>> Begin RECORDS SHOWN
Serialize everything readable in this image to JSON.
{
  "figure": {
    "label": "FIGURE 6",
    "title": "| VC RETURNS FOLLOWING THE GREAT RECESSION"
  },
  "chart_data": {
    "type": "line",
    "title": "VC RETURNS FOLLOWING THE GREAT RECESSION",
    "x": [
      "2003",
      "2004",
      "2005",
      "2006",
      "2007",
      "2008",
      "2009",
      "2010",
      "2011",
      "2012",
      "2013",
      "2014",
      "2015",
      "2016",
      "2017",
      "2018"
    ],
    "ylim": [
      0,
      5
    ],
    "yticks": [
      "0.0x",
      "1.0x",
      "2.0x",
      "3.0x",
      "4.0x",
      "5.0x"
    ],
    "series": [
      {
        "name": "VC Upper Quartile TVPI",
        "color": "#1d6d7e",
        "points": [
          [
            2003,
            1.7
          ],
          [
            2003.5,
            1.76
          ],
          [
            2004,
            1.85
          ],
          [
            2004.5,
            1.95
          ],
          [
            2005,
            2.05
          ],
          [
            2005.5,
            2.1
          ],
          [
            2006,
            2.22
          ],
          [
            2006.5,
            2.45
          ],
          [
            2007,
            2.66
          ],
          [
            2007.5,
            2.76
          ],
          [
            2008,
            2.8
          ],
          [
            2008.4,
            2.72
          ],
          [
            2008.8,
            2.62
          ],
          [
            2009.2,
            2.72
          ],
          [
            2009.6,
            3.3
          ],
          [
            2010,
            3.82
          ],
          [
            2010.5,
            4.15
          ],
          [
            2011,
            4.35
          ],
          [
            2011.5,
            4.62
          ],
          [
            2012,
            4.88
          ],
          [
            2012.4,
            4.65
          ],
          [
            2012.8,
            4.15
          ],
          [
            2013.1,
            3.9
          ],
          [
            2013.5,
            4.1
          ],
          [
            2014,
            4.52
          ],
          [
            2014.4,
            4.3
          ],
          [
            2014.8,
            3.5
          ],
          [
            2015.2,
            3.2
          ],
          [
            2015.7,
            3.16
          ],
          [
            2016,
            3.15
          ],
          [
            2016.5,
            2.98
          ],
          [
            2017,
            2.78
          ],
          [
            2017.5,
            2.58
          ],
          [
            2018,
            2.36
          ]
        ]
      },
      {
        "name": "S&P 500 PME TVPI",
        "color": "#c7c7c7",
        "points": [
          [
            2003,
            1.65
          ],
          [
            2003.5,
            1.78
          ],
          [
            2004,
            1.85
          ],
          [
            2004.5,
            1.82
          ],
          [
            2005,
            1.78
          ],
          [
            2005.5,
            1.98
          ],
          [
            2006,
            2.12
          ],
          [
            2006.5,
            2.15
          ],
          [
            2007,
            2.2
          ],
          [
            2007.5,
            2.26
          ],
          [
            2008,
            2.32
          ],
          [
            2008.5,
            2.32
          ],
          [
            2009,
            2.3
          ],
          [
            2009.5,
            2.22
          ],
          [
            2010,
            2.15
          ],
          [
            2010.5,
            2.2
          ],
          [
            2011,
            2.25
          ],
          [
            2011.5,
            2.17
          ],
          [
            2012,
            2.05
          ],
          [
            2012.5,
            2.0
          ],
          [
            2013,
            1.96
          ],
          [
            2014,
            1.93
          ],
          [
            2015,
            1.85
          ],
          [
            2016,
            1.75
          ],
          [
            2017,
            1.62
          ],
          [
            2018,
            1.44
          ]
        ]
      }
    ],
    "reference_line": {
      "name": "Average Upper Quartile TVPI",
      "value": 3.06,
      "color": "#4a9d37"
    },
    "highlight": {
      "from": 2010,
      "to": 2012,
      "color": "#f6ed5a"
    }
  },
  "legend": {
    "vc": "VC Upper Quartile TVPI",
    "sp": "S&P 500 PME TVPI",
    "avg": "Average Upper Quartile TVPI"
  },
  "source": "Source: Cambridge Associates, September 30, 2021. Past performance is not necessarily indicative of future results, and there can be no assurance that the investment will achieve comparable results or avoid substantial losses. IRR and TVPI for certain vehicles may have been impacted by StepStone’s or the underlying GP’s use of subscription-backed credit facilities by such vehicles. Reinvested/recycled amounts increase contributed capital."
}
>> End RECORDS SHOWN
>> Begin RECORDS SHOWN
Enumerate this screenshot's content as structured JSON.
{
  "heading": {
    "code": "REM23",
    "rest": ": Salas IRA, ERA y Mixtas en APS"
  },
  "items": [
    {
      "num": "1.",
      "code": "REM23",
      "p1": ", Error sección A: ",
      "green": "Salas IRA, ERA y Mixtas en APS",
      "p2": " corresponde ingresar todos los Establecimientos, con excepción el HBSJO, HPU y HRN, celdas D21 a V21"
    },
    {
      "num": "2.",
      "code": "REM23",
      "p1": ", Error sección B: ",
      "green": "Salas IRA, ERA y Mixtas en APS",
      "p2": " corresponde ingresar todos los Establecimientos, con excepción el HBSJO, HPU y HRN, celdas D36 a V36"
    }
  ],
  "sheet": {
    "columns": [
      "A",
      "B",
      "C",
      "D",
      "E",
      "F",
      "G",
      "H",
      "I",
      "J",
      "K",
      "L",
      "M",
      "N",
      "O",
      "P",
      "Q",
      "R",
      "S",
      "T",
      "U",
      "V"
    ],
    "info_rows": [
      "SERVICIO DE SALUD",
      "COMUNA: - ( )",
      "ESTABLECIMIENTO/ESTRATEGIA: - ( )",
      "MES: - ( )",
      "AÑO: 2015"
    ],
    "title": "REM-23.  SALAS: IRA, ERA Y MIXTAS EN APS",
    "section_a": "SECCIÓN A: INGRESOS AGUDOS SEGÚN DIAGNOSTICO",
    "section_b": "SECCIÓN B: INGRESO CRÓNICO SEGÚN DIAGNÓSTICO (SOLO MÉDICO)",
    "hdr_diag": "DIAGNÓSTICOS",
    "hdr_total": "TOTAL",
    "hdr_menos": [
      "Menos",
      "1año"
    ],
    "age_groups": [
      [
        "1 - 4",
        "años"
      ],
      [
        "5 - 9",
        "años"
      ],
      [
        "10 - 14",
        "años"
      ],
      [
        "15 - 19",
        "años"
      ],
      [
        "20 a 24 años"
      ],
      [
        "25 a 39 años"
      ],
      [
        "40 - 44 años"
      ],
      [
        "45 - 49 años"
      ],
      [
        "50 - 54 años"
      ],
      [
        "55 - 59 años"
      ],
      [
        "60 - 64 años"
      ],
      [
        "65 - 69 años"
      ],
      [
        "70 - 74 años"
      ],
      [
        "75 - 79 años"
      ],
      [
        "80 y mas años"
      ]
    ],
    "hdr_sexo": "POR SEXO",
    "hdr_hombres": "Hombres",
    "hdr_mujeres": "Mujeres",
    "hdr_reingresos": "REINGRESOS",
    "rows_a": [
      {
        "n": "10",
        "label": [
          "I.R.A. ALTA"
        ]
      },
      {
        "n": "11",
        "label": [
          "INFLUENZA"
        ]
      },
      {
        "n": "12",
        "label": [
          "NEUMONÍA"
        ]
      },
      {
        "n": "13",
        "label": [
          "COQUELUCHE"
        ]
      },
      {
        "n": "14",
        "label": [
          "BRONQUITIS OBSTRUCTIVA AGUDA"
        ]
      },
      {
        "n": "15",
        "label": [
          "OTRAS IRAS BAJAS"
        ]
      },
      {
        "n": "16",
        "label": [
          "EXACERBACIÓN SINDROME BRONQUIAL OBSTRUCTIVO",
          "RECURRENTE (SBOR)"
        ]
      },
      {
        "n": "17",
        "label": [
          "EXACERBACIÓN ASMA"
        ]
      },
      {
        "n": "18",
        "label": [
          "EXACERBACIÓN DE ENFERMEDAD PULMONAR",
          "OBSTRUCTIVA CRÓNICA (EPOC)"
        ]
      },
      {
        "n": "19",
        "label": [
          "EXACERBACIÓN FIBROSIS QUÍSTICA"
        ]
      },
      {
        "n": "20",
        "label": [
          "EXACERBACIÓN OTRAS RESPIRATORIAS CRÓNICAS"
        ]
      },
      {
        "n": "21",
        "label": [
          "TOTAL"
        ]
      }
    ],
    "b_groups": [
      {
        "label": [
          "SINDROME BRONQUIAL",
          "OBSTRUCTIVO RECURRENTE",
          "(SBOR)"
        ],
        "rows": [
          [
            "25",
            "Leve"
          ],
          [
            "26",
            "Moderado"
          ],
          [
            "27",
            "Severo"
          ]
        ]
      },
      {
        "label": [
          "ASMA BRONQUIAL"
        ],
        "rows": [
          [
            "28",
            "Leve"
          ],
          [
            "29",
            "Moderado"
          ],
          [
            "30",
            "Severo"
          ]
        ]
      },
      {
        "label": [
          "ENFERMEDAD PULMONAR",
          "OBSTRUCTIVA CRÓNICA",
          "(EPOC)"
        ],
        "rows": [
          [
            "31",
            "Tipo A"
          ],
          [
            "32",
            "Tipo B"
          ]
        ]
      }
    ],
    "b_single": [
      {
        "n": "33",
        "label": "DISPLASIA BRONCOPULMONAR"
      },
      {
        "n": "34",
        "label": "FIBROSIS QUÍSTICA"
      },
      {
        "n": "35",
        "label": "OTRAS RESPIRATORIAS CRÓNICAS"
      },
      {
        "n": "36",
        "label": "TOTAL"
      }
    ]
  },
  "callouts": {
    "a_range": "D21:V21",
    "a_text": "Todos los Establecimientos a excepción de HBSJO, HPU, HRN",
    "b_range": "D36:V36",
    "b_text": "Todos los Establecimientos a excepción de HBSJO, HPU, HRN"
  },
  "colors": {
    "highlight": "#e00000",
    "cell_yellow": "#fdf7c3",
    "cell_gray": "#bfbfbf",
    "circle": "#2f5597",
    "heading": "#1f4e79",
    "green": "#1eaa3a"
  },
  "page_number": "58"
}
>> End RECORDS SHOWN
>> Begin RECORDS SHOWN
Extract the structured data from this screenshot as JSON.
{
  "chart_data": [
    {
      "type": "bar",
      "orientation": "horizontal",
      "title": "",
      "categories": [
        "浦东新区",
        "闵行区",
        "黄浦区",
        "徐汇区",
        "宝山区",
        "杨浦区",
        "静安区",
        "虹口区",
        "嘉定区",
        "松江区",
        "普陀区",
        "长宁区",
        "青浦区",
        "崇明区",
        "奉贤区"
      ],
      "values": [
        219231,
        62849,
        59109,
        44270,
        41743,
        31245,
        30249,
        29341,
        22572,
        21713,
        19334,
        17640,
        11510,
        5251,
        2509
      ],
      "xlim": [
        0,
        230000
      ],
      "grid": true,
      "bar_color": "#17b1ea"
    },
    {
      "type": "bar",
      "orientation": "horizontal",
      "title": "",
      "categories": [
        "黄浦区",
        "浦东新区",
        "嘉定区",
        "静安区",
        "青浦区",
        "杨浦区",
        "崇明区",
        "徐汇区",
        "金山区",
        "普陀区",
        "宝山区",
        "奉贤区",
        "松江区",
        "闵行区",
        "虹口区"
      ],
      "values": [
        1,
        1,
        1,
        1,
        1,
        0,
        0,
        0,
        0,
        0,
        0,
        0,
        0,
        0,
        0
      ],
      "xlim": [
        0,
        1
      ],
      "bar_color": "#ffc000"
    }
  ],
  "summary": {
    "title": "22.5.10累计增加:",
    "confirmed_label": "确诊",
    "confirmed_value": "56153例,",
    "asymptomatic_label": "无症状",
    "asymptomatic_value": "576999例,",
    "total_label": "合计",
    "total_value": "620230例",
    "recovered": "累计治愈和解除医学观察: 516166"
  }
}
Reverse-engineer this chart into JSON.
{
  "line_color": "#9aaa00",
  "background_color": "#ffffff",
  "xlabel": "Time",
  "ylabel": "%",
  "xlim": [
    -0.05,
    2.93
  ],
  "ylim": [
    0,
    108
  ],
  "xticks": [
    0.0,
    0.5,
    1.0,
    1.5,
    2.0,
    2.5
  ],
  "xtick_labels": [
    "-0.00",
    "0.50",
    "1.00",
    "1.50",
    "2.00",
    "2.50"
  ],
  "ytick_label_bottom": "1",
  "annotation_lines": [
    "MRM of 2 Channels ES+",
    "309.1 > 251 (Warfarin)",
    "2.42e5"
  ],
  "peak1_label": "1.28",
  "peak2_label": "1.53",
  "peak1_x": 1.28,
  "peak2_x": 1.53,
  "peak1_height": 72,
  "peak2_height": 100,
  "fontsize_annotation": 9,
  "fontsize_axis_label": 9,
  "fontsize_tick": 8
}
>> End RECORDS SHOWN
EXERCISE TASK: Each line with the string "SINDROME" in it needs to be found and copied.

FULL RESPONSE:
          "EXACERBACIÓN SINDROME BRONQUIAL OBSTRUCTIVO",
          "SINDROME BRONQUIAL",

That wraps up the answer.